**TASK BRIEF:** Without further comment, state how many lines in the listing below contain the word "nhập".

Start of GIVEN INFORMATION

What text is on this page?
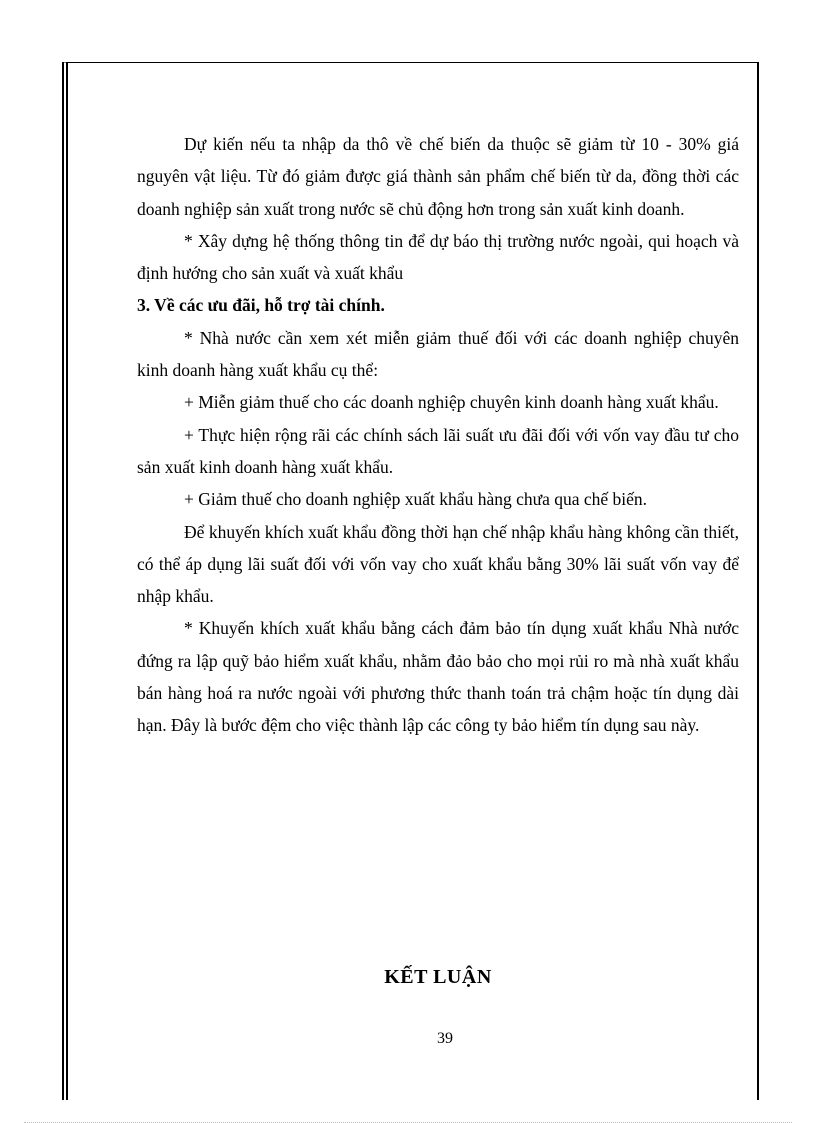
Dự kiến nếu ta nhập da thô về chế biến da thuộc sẽ giảm từ 10 - 30% giá nguyên vật liệu. Từ đó giảm được giá thành sản phẩm chế biến từ da, đồng thời các doanh nghiệp sản xuất trong nước sẽ chủ động hơn trong sản xuất kinh doanh.

* Xây dựng hệ thống thông tin để dự báo thị trường nước ngoài, qui hoạch và định hướng cho sản xuất và xuất khẩu

3. Về các ưu đãi, hỗ trợ tài chính.

* Nhà nước cần xem xét miễn giảm thuế đối với các doanh nghiệp chuyên kinh doanh hàng xuất khẩu cụ thể:

+ Miễn giảm thuế cho các doanh nghiệp chuyên kinh doanh hàng xuất khẩu.

+ Thực hiện rộng rãi các chính sách lãi suất ưu đãi đối với vốn vay đầu tư cho sản xuất kinh doanh hàng xuất khẩu.

+ Giảm thuế cho doanh nghiệp xuất khẩu hàng chưa qua chế biến.

Để khuyến khích xuất khẩu đồng thời hạn chế nhập khẩu hàng không cần thiết, có thể áp dụng lãi suất đối với vốn vay cho xuất khẩu bằng 30% lãi suất vốn vay để nhập khẩu.

* Khuyến khích xuất khẩu bằng cách đảm bảo tín dụng xuất khẩu Nhà nước đứng ra lập quỹ bảo hiểm xuất khẩu, nhằm đảo bảo cho mọi rủi ro mà nhà xuất khẩu bán hàng hoá ra nước ngoài với phương thức thanh toán trả chậm hoặc tín dụng dài hạn. Đây là bước đệm cho việc thành lập các công ty bảo hiểm tín dụng sau này.

KẾT LUẬN
39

End of GIVEN INFORMATION

**WRITTEN ANSWER:** 2